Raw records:
━━━━━━━━━━
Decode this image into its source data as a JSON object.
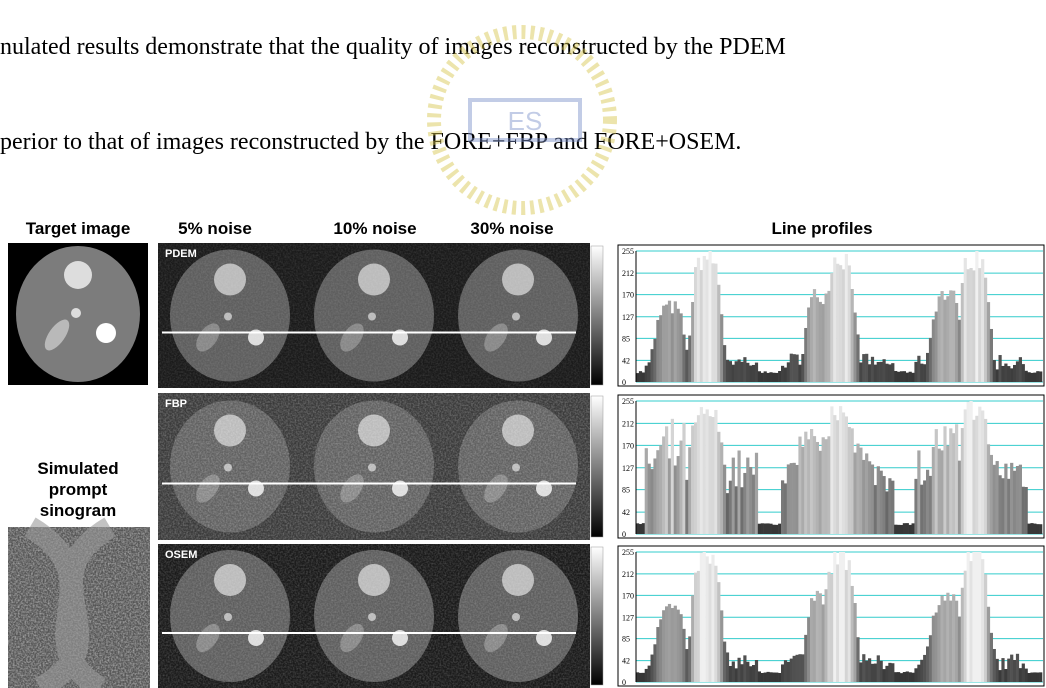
{
  "text": {
    "lines": [
      "nulated results demonstrate that the quality of images reconstructed by the PDEM",
      "perior to that of images reconstructed by the FORE+FBP and FORE+OSEM."
    ]
  },
  "figure": {
    "headers": {
      "target": "Target image",
      "noise": [
        "5% noise",
        "10% noise",
        "30% noise"
      ],
      "profiles": "Line profiles"
    },
    "sinogram_label": [
      "Simulated",
      "prompt",
      "sinogram"
    ],
    "rows": [
      {
        "label": "PDEM",
        "yticks": [
          255,
          212,
          170,
          127,
          85,
          42,
          0
        ]
      },
      {
        "label": "FBP",
        "yticks": [
          255,
          212,
          170,
          127,
          85,
          42,
          0
        ]
      },
      {
        "label": "OSEM",
        "yticks": [
          255,
          212,
          170,
          127,
          85,
          42,
          0
        ]
      }
    ]
  }
}
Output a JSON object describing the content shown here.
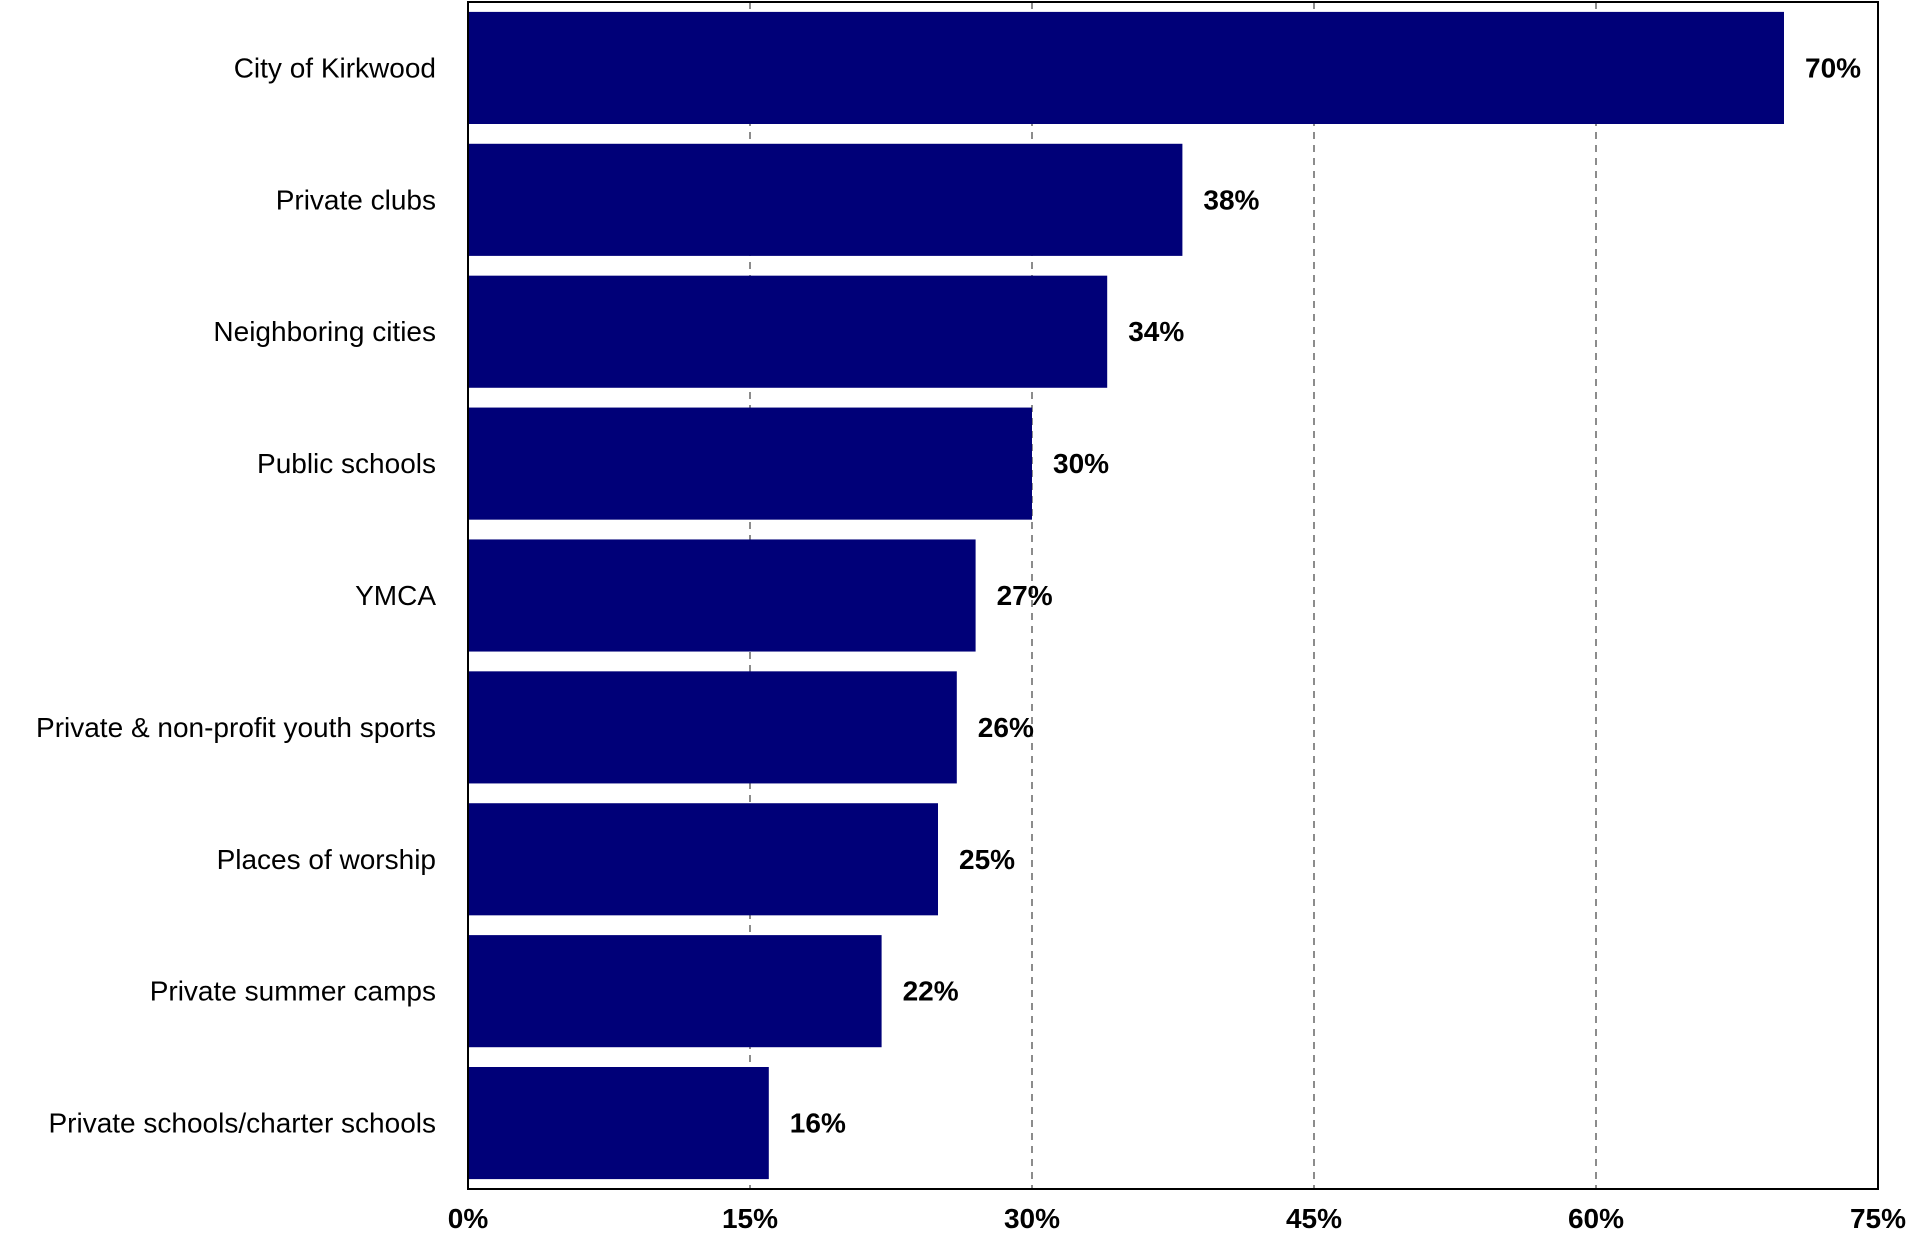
{
  "chart_data": {
    "type": "bar",
    "orientation": "horizontal",
    "title": "",
    "xlabel": "",
    "ylabel": "",
    "categories": [
      "City of Kirkwood",
      "Private clubs",
      "Neighboring cities",
      "Public schools",
      "YMCA",
      "Private & non-profit youth sports",
      "Places of worship",
      "Private summer camps",
      "Private schools/charter schools"
    ],
    "values": [
      70,
      38,
      34,
      30,
      27,
      26,
      25,
      22,
      16
    ],
    "value_labels": [
      "70%",
      "38%",
      "34%",
      "30%",
      "27%",
      "26%",
      "25%",
      "22%",
      "16%"
    ],
    "xlim": [
      0,
      75
    ],
    "xticks": [
      0,
      15,
      30,
      45,
      60,
      75
    ],
    "xtick_labels": [
      "0%",
      "15%",
      "30%",
      "45%",
      "60%",
      "75%"
    ],
    "grid": "vertical dashed",
    "legend": "none",
    "bar_color": "#000078"
  }
}
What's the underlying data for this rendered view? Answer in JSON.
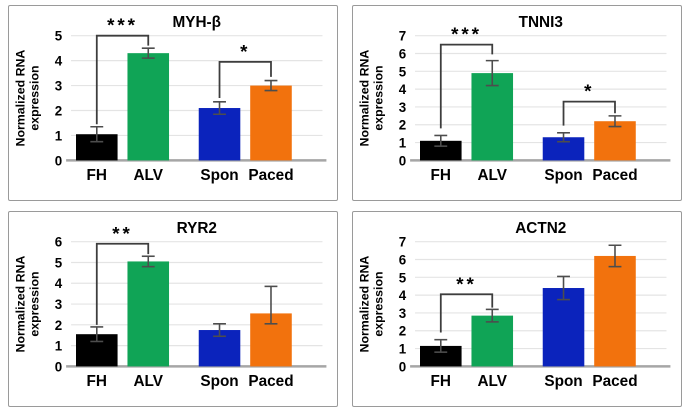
{
  "figure": {
    "description": "Four bar charts of normalized RNA expression",
    "panel_titles": [
      "MYH-β",
      "TNNI3",
      "RYR2",
      "ACTN2"
    ]
  },
  "colors": {
    "bar_fh": "#000000",
    "bar_alv": "#10a456",
    "bar_spon": "#0b23bc",
    "bar_paced": "#f2720d",
    "grid": "#e4e4e4",
    "baseline": "#a6a6a6",
    "error_bar": "#4d4d4d",
    "bracket": "#3d3d3d",
    "panel_border": "#9a9a9a",
    "text": "#000000"
  },
  "chart_data": [
    {
      "type": "bar",
      "title": "MYH-β",
      "ylabel": "Normalized RNA expression",
      "ylabel_lines": [
        "Normalized RNA",
        "expression"
      ],
      "categories": [
        "FH",
        "ALV",
        "Spon",
        "Paced"
      ],
      "values": [
        1.05,
        4.3,
        2.1,
        3.0
      ],
      "errors": [
        0.3,
        0.2,
        0.25,
        0.2
      ],
      "bar_colors": [
        "#000000",
        "#10a456",
        "#0b23bc",
        "#f2720d"
      ],
      "ylim": [
        0,
        5
      ],
      "yticks": [
        0,
        1,
        2,
        3,
        4,
        5
      ],
      "grid": true,
      "legend": "none",
      "significance": [
        {
          "from": 0,
          "to": 1,
          "label": "***",
          "y_start": 1.45,
          "y_top": 5.0,
          "y_end": 4.6
        },
        {
          "from": 2,
          "to": 3,
          "label": "*",
          "y_start": 2.5,
          "y_top": 3.95,
          "y_end": 3.35
        }
      ]
    },
    {
      "type": "bar",
      "title": "TNNI3",
      "ylabel": "Normalized RNA expression",
      "ylabel_lines": [
        "Normalized RNA",
        "expression"
      ],
      "categories": [
        "FH",
        "ALV",
        "Spon",
        "Paced"
      ],
      "values": [
        1.1,
        4.9,
        1.3,
        2.2
      ],
      "errors": [
        0.3,
        0.7,
        0.25,
        0.3
      ],
      "bar_colors": [
        "#000000",
        "#10a456",
        "#0b23bc",
        "#f2720d"
      ],
      "ylim": [
        0,
        7
      ],
      "yticks": [
        0,
        1,
        2,
        3,
        4,
        5,
        6,
        7
      ],
      "grid": true,
      "legend": "none",
      "significance": [
        {
          "from": 0,
          "to": 1,
          "label": "***",
          "y_start": 1.8,
          "y_top": 6.5,
          "y_end": 5.95
        },
        {
          "from": 2,
          "to": 3,
          "label": "*",
          "y_start": 1.95,
          "y_top": 3.3,
          "y_end": 2.65
        }
      ]
    },
    {
      "type": "bar",
      "title": "RYR2",
      "ylabel": "Normalized RNA expression",
      "ylabel_lines": [
        "Normalized RNA",
        "expression"
      ],
      "categories": [
        "FH",
        "ALV",
        "Spon",
        "Paced"
      ],
      "values": [
        1.55,
        5.05,
        1.75,
        2.55
      ],
      "errors": [
        0.35,
        0.25,
        0.3,
        1.3
      ],
      "errors_down": [
        null,
        null,
        null,
        0.5
      ],
      "bar_colors": [
        "#000000",
        "#10a456",
        "#0b23bc",
        "#f2720d"
      ],
      "ylim": [
        0,
        6
      ],
      "yticks": [
        0,
        1,
        2,
        3,
        4,
        5,
        6
      ],
      "grid": true,
      "legend": "none",
      "significance": [
        {
          "from": 0,
          "to": 1,
          "label": "**",
          "y_start": 2.0,
          "y_top": 5.9,
          "y_end": 5.4
        }
      ]
    },
    {
      "type": "bar",
      "title": "ACTN2",
      "ylabel": "Normalized RNA expression",
      "ylabel_lines": [
        "Normalized RNA",
        "expression"
      ],
      "categories": [
        "FH",
        "ALV",
        "Spon",
        "Paced"
      ],
      "values": [
        1.15,
        2.85,
        4.4,
        6.2
      ],
      "errors": [
        0.35,
        0.35,
        0.65,
        0.6
      ],
      "bar_colors": [
        "#000000",
        "#10a456",
        "#0b23bc",
        "#f2720d"
      ],
      "ylim": [
        0,
        7
      ],
      "yticks": [
        0,
        1,
        2,
        3,
        4,
        5,
        6,
        7
      ],
      "grid": true,
      "legend": "none",
      "significance": [
        {
          "from": 0,
          "to": 1,
          "label": "**",
          "y_start": 1.9,
          "y_top": 4.05,
          "y_end": 3.3
        }
      ]
    }
  ]
}
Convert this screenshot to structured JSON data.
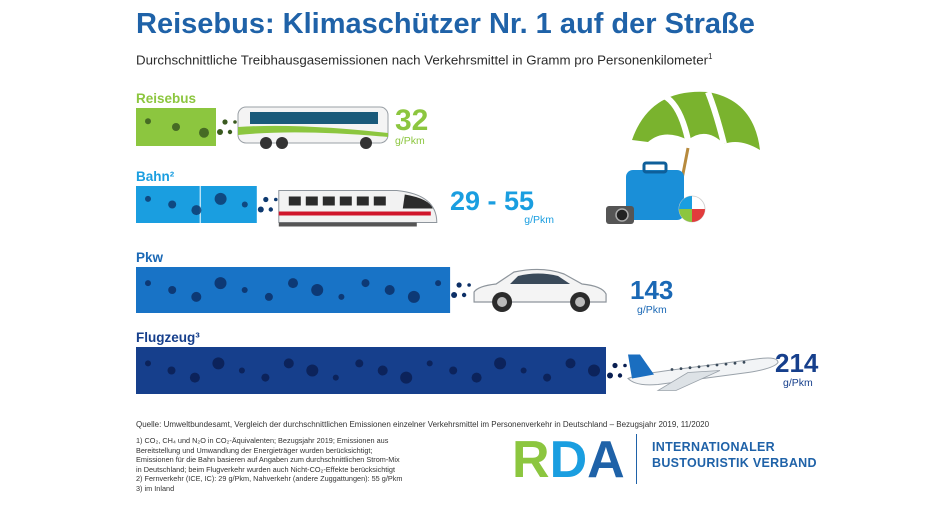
{
  "header": {
    "title": "Reisebus: Klimaschützer Nr. 1 auf der Straße",
    "subtitle": "Durchschnittliche Treibhausgasemissionen nach Verkehrsmittel in Gramm pro Personenkilometer",
    "subtitle_sup": "1"
  },
  "chart_data": {
    "type": "bar",
    "categories": [
      "Reisebus",
      "Bahn²",
      "Pkw",
      "Flugzeug³"
    ],
    "values": [
      32,
      55,
      143,
      214
    ],
    "value_labels": [
      "32",
      "29 - 55",
      "143",
      "214"
    ],
    "unit": "g/Pkm",
    "bar_colors": [
      "#8cc63f",
      "#1a9ee0",
      "#1873c6",
      "#163f8c"
    ],
    "label_colors": [
      "#8cc63f",
      "#1a9ee0",
      "#1a68b5",
      "#163f8c"
    ],
    "bahn_range": [
      29,
      55
    ],
    "xlim": [
      0,
      214
    ]
  },
  "footer": {
    "source": "Quelle: Umweltbundesamt, Vergleich der durchschnittlichen Emissionen einzelner Verkehrsmittel im Personenverkehr in Deutschland – Bezugsjahr 2019, 11/2020",
    "notes": [
      "1) CO₂, CH₄ und N₂O in CO₂-Äquivalenten; Bezugsjahr 2019; Emissionen aus",
      "Bereitstellung und Umwandlung der Energieträger wurden berücksichtigt;",
      "Emissionen für die Bahn basieren auf Angaben zum durchschnittlichen Strom-Mix",
      "in Deutschland; beim Flugverkehr wurden auch Nicht-CO₂-Effekte berücksichtigt",
      "2) Fernverkehr (ICE, IC): 29 g/Pkm, Nahverkehr (andere Zuggattungen): 55 g/Pkm",
      "3) im Inland"
    ]
  },
  "logo": {
    "text": "RDA",
    "org_line1": "INTERNATIONALER",
    "org_line2": "BUSTOURISTIK VERBAND",
    "colors": [
      "#8cc63f",
      "#1a9ee0",
      "#1f62a8"
    ]
  },
  "icons": [
    "bus-icon",
    "train-icon",
    "car-icon",
    "airplane-icon",
    "beach-umbrella-icon",
    "suitcase-icon",
    "camera-icon",
    "beach-ball-icon"
  ]
}
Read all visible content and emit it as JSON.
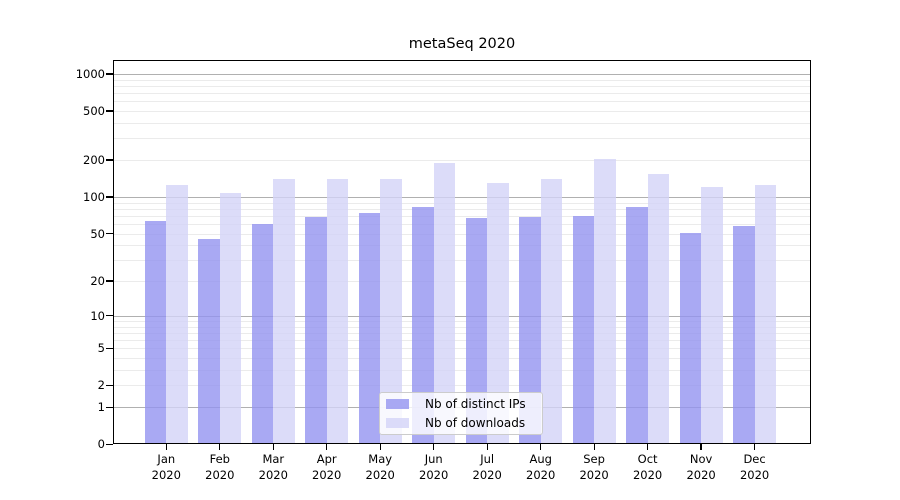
{
  "title": "metaSeq 2020",
  "chart_data": {
    "type": "bar",
    "title": "metaSeq 2020",
    "scale": "log1p",
    "grid": "on",
    "legend_position": "lower-center",
    "categories": [
      "Jan",
      "Feb",
      "Mar",
      "Apr",
      "May",
      "Jun",
      "Jul",
      "Aug",
      "Sep",
      "Oct",
      "Nov",
      "Dec"
    ],
    "year": "2020",
    "series": [
      {
        "name": "Nb of distinct IPs",
        "color": "rgba(148,148,240,0.8)",
        "values": [
          64,
          45,
          60,
          69,
          74,
          82,
          67,
          68,
          70,
          82,
          51,
          58
        ]
      },
      {
        "name": "Nb of downloads",
        "color": "rgba(211,211,247,0.8)",
        "values": [
          126,
          107,
          140,
          140,
          140,
          190,
          129,
          140,
          204,
          153,
          121,
          125
        ]
      }
    ],
    "yticks": [
      0,
      1,
      2,
      5,
      10,
      20,
      50,
      100,
      200,
      500,
      1000
    ],
    "ylim": [
      0,
      1300
    ],
    "xlabel": "",
    "ylabel": ""
  },
  "colors": {
    "bar_distinct_ips": "rgba(148,148,240,0.8)",
    "bar_downloads": "rgba(211,211,247,0.8)",
    "grid_minor": "#ebebeb",
    "grid_major": "#b0b0b0",
    "axis": "#000000",
    "legend_border": "#cccccc"
  }
}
━━━━━━━━━━
_PROBLEM_
Take the line containing "Read all visible content and emit it as JSON." and every line after it up to the end of the entries, and quote them exactly. Both ends count; the pictures do not.

_RESULT OF THE TASK_
Read all visible content and emit it as JSON.
{
  "title": "metaSeq 2020",
  "chart_data": {
    "type": "bar",
    "title": "metaSeq 2020",
    "scale": "log1p",
    "grid": "on",
    "legend_position": "lower-center",
    "categories": [
      "Jan",
      "Feb",
      "Mar",
      "Apr",
      "May",
      "Jun",
      "Jul",
      "Aug",
      "Sep",
      "Oct",
      "Nov",
      "Dec"
    ],
    "year": "2020",
    "series": [
      {
        "name": "Nb of distinct IPs",
        "color": "rgba(148,148,240,0.8)",
        "values": [
          64,
          45,
          60,
          69,
          74,
          82,
          67,
          68,
          70,
          82,
          51,
          58
        ]
      },
      {
        "name": "Nb of downloads",
        "color": "rgba(211,211,247,0.8)",
        "values": [
          126,
          107,
          140,
          140,
          140,
          190,
          129,
          140,
          204,
          153,
          121,
          125
        ]
      }
    ],
    "yticks": [
      0,
      1,
      2,
      5,
      10,
      20,
      50,
      100,
      200,
      500,
      1000
    ],
    "ylim": [
      0,
      1300
    ],
    "xlabel": "",
    "ylabel": ""
  },
  "colors": {
    "bar_distinct_ips": "rgba(148,148,240,0.8)",
    "bar_downloads": "rgba(211,211,247,0.8)",
    "grid_minor": "#ebebeb",
    "grid_major": "#b0b0b0",
    "axis": "#000000",
    "legend_border": "#cccccc"
  }
}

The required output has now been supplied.